Type out the complete listing below word for word, without its pictures.

* _DATA IN THIS EXERCISE_
━━━
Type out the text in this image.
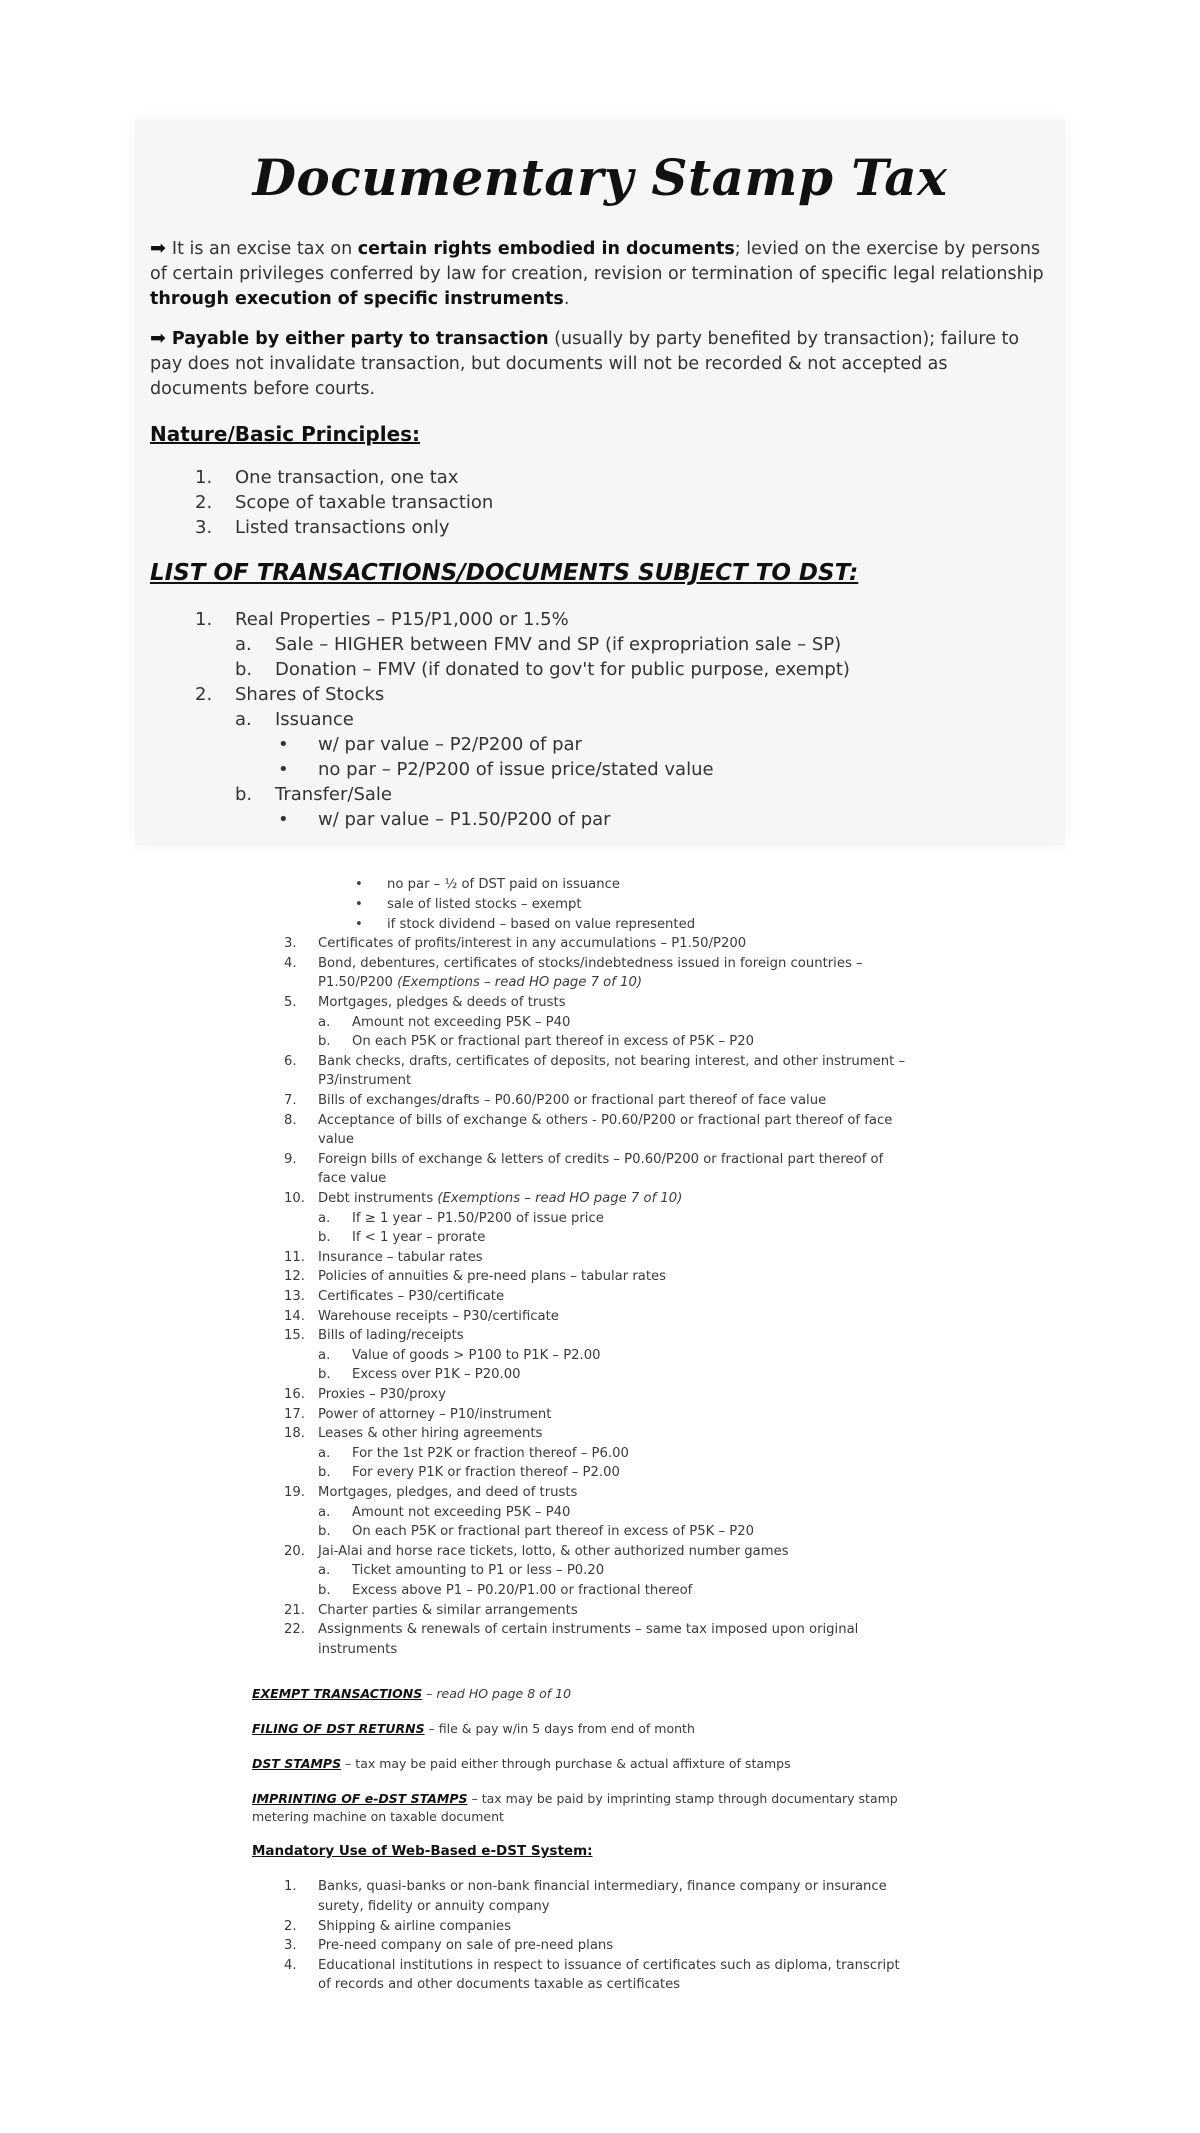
Documentary Stamp Tax

➡ It is an excise tax on certain rights embodied in documents; levied on the exercise by persons of certain privileges conferred by law for creation, revision or termination of specific legal relationship through execution of specific instruments.

➡ Payable by either party to transaction (usually by party benefited by transaction); failure to pay does not invalidate transaction, but documents will not be recorded & not accepted as documents before courts.

Nature/Basic Principles:
1. One transaction, one tax
2. Scope of taxable transaction
3. Listed transactions only
LIST OF TRANSACTIONS/DOCUMENTS SUBJECT TO DST:
1. Real Properties – P15/P1,000 or 1.5%
a. Sale – HIGHER between FMV and SP (if expropriation sale – SP)
b. Donation – FMV (if donated to gov't for public purpose, exempt)
2. Shares of Stocks
a. Issuance
• w/ par value – P2/P200 of par
• no par – P2/P200 of issue price/stated value
b. Transfer/Sale
• w/ par value – P1.50/P200 of par
• no par – ½ of DST paid on issuance
• sale of listed stocks – exempt
• if stock dividend – based on value represented
3. Certificates of profits/interest in any accumulations – P1.50/P200
4. Bond, debentures, certificates of stocks/indebtedness issued in foreign countries –
P1.50/P200 (Exemptions – read HO page 7 of 10)
5. Mortgages, pledges & deeds of trusts
a. Amount not exceeding P5K – P40
b. On each P5K or fractional part thereof in excess of P5K – P20
6. Bank checks, drafts, certificates of deposits, not bearing interest, and other instrument –
P3/instrument
7. Bills of exchanges/drafts – P0.60/P200 or fractional part thereof of face value
8. Acceptance of bills of exchange & others - P0.60/P200 or fractional part thereof of face
value
9. Foreign bills of exchange & letters of credits – P0.60/P200 or fractional part thereof of
face value
10. Debt instruments (Exemptions – read HO page 7 of 10)
a. If ≥ 1 year – P1.50/P200 of issue price
b. If < 1 year – prorate
11. Insurance – tabular rates
12. Policies of annuities & pre-need plans – tabular rates
13. Certificates – P30/certificate
14. Warehouse receipts – P30/certificate
15. Bills of lading/receipts
a. Value of goods > P100 to P1K – P2.00
b. Excess over P1K – P20.00
16. Proxies – P30/proxy
17. Power of attorney – P10/instrument
18. Leases & other hiring agreements
a. For the 1st P2K or fraction thereof – P6.00
b. For every P1K or fraction thereof – P2.00
19. Mortgages, pledges, and deed of trusts
a. Amount not exceeding P5K – P40
b. On each P5K or fractional part thereof in excess of P5K – P20
20. Jai-Alai and horse race tickets, lotto, & other authorized number games
a. Ticket amounting to P1 or less – P0.20
b. Excess above P1 – P0.20/P1.00 or fractional thereof
21. Charter parties & similar arrangements
22. Assignments & renewals of certain instruments – same tax imposed upon original
instruments

EXEMPT TRANSACTIONS – read HO page 8 of 10

FILING OF DST RETURNS – file & pay w/in 5 days from end of month

DST STAMPS – tax may be paid either through purchase & actual affixture of stamps

IMPRINTING OF e-DST STAMPS – tax may be paid by imprinting stamp through documentary stamp

metering machine on taxable document

Mandatory Use of Web-Based e-DST System:
1. Banks, quasi-banks or non-bank financial intermediary, finance company or insurance
surety, fidelity or annuity company
2. Shipping & airline companies
3. Pre-need company on sale of pre-need plans
4. Educational institutions in respect to issuance of certificates such as diploma, transcript
of records and other documents taxable as certificates
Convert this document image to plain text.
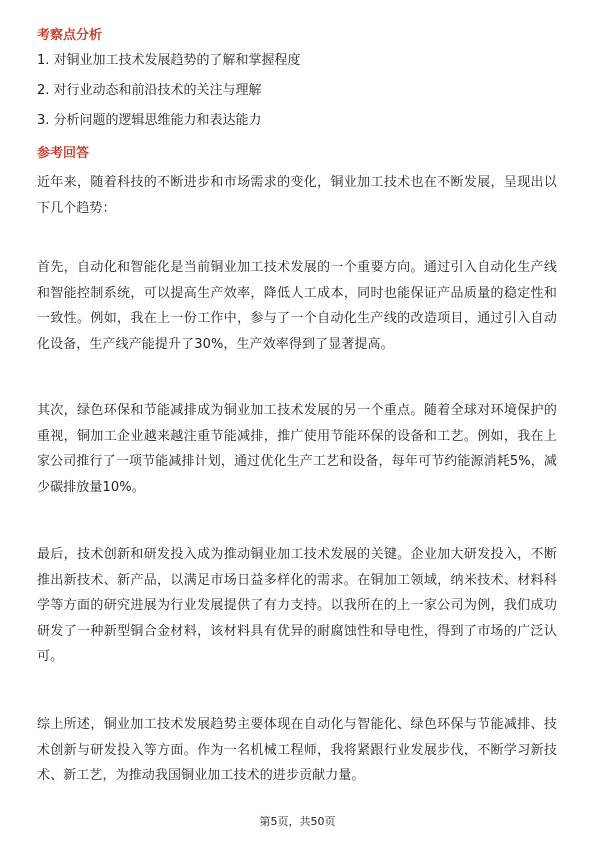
考察点分析
1. 对铜业加工技术发展趋势的了解和掌握程度
2. 对行业动态和前沿技术的关注与理解
3. 分析问题的逻辑思维能力和表达能力
参考回答
近年来，随着科技的不断进步和市场需求的变化，铜业加工技术也在不断发展，呈现出以下几个趋势：
首先，自动化和智能化是当前铜业加工技术发展的一个重要方向。通过引入自动化生产线和智能控制系统，可以提高生产效率，降低人工成本，同时也能保证产品质量的稳定性和一致性。例如，我在上一份工作中，参与了一个自动化生产线的改造项目，通过引入自动化设备，生产线产能提升了30%，生产效率得到了显著提高。
其次，绿色环保和节能减排成为铜业加工技术发展的另一个重点。随着全球对环境保护的重视，铜加工企业越来越注重节能减排，推广使用节能环保的设备和工艺。例如，我在上家公司推行了一项节能减排计划，通过优化生产工艺和设备，每年可节约能源消耗5%，减少碳排放量10%。
最后，技术创新和研发投入成为推动铜业加工技术发展的关键。企业加大研发投入，不断推出新技术、新产品，以满足市场日益多样化的需求。在铜加工领域，纳米技术、材料科学等方面的研究进展为行业发展提供了有力支持。以我所在的上一家公司为例，我们成功研发了一种新型铜合金材料，该材料具有优异的耐腐蚀性和导电性，得到了市场的广泛认可。
综上所述，铜业加工技术发展趋势主要体现在自动化与智能化、绿色环保与节能减排、技术创新与研发投入等方面。作为一名机械工程师，我将紧跟行业发展步伐，不断学习新技术、新工艺，为推动我国铜业加工技术的进步贡献力量。
第5页，共50页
━━━
* _THE RESPONSE_
Type out the text in this image.
Documentary Stamp Tax

➡ It is an excise tax on certain rights embodied in documents; levied on the exercise by persons of certain privileges conferred by law for creation, revision or termination of specific legal relationship through execution of specific instruments.

➡ Payable by either party to transaction (usually by party benefited by transaction); failure to pay does not invalidate transaction, but documents will not be recorded & not accepted as documents before courts.

Nature/Basic Principles:
1. One transaction, one tax
2. Scope of taxable transaction
3. Listed transactions only
LIST OF TRANSACTIONS/DOCUMENTS SUBJECT TO DST:
1. Real Properties – P15/P1,000 or 1.5%
a. Sale – HIGHER between FMV and SP (if expropriation sale – SP)
b. Donation – FMV (if donated to gov't for public purpose, exempt)
2. Shares of Stocks
a. Issuance
• w/ par value – P2/P200 of par
• no par – P2/P200 of issue price/stated value
b. Transfer/Sale
• w/ par value – P1.50/P200 of par
• no par – ½ of DST paid on issuance
• sale of listed stocks – exempt
• if stock dividend – based on value represented
3. Certificates of profits/interest in any accumulations – P1.50/P200
4. Bond, debentures, certificates of stocks/indebtedness issued in foreign countries –
P1.50/P200 (Exemptions – read HO page 7 of 10)
5. Mortgages, pledges & deeds of trusts
a. Amount not exceeding P5K – P40
b. On each P5K or fractional part thereof in excess of P5K – P20
6. Bank checks, drafts, certificates of deposits, not bearing interest, and other instrument –
P3/instrument
7. Bills of exchanges/drafts – P0.60/P200 or fractional part thereof of face value
8. Acceptance of bills of exchange & others - P0.60/P200 or fractional part thereof of face
value
9. Foreign bills of exchange & letters of credits – P0.60/P200 or fractional part thereof of
face value
10. Debt instruments (Exemptions – read HO page 7 of 10)
a. If ≥ 1 year – P1.50/P200 of issue price
b. If < 1 year – prorate
11. Insurance – tabular rates
12. Policies of annuities & pre-need plans – tabular rates
13. Certificates – P30/certificate
14. Warehouse receipts – P30/certificate
15. Bills of lading/receipts
a. Value of goods > P100 to P1K – P2.00
b. Excess over P1K – P20.00
16. Proxies – P30/proxy
17. Power of attorney – P10/instrument
18. Leases & other hiring agreements
a. For the 1st P2K or fraction thereof – P6.00
b. For every P1K or fraction thereof – P2.00
19. Mortgages, pledges, and deed of trusts
a. Amount not exceeding P5K – P40
b. On each P5K or fractional part thereof in excess of P5K – P20
20. Jai-Alai and horse race tickets, lotto, & other authorized number games
a. Ticket amounting to P1 or less – P0.20
b. Excess above P1 – P0.20/P1.00 or fractional thereof
21. Charter parties & similar arrangements
22. Assignments & renewals of certain instruments – same tax imposed upon original
instruments

EXEMPT TRANSACTIONS – read HO page 8 of 10

FILING OF DST RETURNS – file & pay w/in 5 days from end of month

DST STAMPS – tax may be paid either through purchase & actual affixture of stamps

IMPRINTING OF e-DST STAMPS – tax may be paid by imprinting stamp through documentary stamp

metering machine on taxable document

Mandatory Use of Web-Based e-DST System:
1. Banks, quasi-banks or non-bank financial intermediary, finance company or insurance
surety, fidelity or annuity company
2. Shipping & airline companies
3. Pre-need company on sale of pre-need plans
4. Educational institutions in respect to issuance of certificates such as diploma, transcript
of records and other documents taxable as certificates
Convert this document image to plain text.
考察点分析
1. 对铜业加工技术发展趋势的了解和掌握程度
2. 对行业动态和前沿技术的关注与理解
3. 分析问题的逻辑思维能力和表达能力
参考回答
近年来，随着科技的不断进步和市场需求的变化，铜业加工技术也在不断发展，呈现出以下几个趋势：
首先，自动化和智能化是当前铜业加工技术发展的一个重要方向。通过引入自动化生产线和智能控制系统，可以提高生产效率，降低人工成本，同时也能保证产品质量的稳定性和一致性。例如，我在上一份工作中，参与了一个自动化生产线的改造项目，通过引入自动化设备，生产线产能提升了30%，生产效率得到了显著提高。
其次，绿色环保和节能减排成为铜业加工技术发展的另一个重点。随着全球对环境保护的重视，铜加工企业越来越注重节能减排，推广使用节能环保的设备和工艺。例如，我在上家公司推行了一项节能减排计划，通过优化生产工艺和设备，每年可节约能源消耗5%，减少碳排放量10%。
最后，技术创新和研发投入成为推动铜业加工技术发展的关键。企业加大研发投入，不断推出新技术、新产品，以满足市场日益多样化的需求。在铜加工领域，纳米技术、材料科学等方面的研究进展为行业发展提供了有力支持。以我所在的上一家公司为例，我们成功研发了一种新型铜合金材料，该材料具有优异的耐腐蚀性和导电性，得到了市场的广泛认可。
综上所述，铜业加工技术发展趋势主要体现在自动化与智能化、绿色环保与节能减排、技术创新与研发投入等方面。作为一名机械工程师，我将紧跟行业发展步伐，不断学习新技术、新工艺，为推动我国铜业加工技术的进步贡献力量。
第5页，共50页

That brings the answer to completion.